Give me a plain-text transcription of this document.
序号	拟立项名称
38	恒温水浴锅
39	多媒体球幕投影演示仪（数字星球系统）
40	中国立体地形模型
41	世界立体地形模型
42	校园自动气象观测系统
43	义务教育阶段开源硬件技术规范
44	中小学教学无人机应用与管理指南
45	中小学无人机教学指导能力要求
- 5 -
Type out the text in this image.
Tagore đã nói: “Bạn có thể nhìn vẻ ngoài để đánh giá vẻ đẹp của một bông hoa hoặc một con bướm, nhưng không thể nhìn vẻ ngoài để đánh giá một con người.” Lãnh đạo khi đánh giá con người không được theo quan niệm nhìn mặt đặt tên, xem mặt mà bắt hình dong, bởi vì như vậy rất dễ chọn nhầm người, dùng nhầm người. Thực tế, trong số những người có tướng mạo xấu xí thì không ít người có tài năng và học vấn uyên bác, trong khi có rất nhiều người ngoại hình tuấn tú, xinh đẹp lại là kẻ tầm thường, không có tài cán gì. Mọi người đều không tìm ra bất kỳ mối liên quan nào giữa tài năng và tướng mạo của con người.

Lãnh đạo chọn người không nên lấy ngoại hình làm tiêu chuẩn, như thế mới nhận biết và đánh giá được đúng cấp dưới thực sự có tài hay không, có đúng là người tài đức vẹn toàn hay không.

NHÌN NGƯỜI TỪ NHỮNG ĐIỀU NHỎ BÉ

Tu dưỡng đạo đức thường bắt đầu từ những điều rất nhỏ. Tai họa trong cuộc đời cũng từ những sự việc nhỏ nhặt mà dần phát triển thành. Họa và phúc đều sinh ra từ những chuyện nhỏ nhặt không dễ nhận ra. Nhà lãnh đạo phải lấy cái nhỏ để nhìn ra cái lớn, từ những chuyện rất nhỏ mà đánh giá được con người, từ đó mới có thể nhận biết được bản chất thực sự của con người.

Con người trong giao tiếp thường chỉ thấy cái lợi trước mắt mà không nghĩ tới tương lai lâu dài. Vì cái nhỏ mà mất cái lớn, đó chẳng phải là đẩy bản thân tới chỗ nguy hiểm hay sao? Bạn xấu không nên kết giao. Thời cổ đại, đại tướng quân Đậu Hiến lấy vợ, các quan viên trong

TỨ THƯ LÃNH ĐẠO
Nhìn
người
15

+++

=== What is required ===
Type out all of the material again, word for word.

=== Output for this exercise ===
Give me a plain-text transcription of this document.
序号	拟立项名称
38	恒温水浴锅
39	多媒体球幕投影演示仪（数字星球系统）
40	中国立体地形模型
41	世界立体地形模型
42	校园自动气象观测系统
43	义务教育阶段开源硬件技术规范
44	中小学教学无人机应用与管理指南
45	中小学无人机教学指导能力要求
- 5 -
Type out the text in this image.
Tagore đã nói: “Bạn có thể nhìn vẻ ngoài để đánh giá vẻ đẹp của một bông hoa hoặc một con bướm, nhưng không thể nhìn vẻ ngoài để đánh giá một con người.” Lãnh đạo khi đánh giá con người không được theo quan niệm nhìn mặt đặt tên, xem mặt mà bắt hình dong, bởi vì như vậy rất dễ chọn nhầm người, dùng nhầm người. Thực tế, trong số những người có tướng mạo xấu xí thì không ít người có tài năng và học vấn uyên bác, trong khi có rất nhiều người ngoại hình tuấn tú, xinh đẹp lại là kẻ tầm thường, không có tài cán gì. Mọi người đều không tìm ra bất kỳ mối liên quan nào giữa tài năng và tướng mạo của con người.

Lãnh đạo chọn người không nên lấy ngoại hình làm tiêu chuẩn, như thế mới nhận biết và đánh giá được đúng cấp dưới thực sự có tài hay không, có đúng là người tài đức vẹn toàn hay không.

NHÌN NGƯỜI TỪ NHỮNG ĐIỀU NHỎ BÉ

Tu dưỡng đạo đức thường bắt đầu từ những điều rất nhỏ. Tai họa trong cuộc đời cũng từ những sự việc nhỏ nhặt mà dần phát triển thành. Họa và phúc đều sinh ra từ những chuyện nhỏ nhặt không dễ nhận ra. Nhà lãnh đạo phải lấy cái nhỏ để nhìn ra cái lớn, từ những chuyện rất nhỏ mà đánh giá được con người, từ đó mới có thể nhận biết được bản chất thực sự của con người.

Con người trong giao tiếp thường chỉ thấy cái lợi trước mắt mà không nghĩ tới tương lai lâu dài. Vì cái nhỏ mà mất cái lớn, đó chẳng phải là đẩy bản thân tới chỗ nguy hiểm hay sao? Bạn xấu không nên kết giao. Thời cổ đại, đại tướng quân Đậu Hiến lấy vợ, các quan viên trong

TỨ THƯ LÃNH ĐẠO
Nhìn
người
15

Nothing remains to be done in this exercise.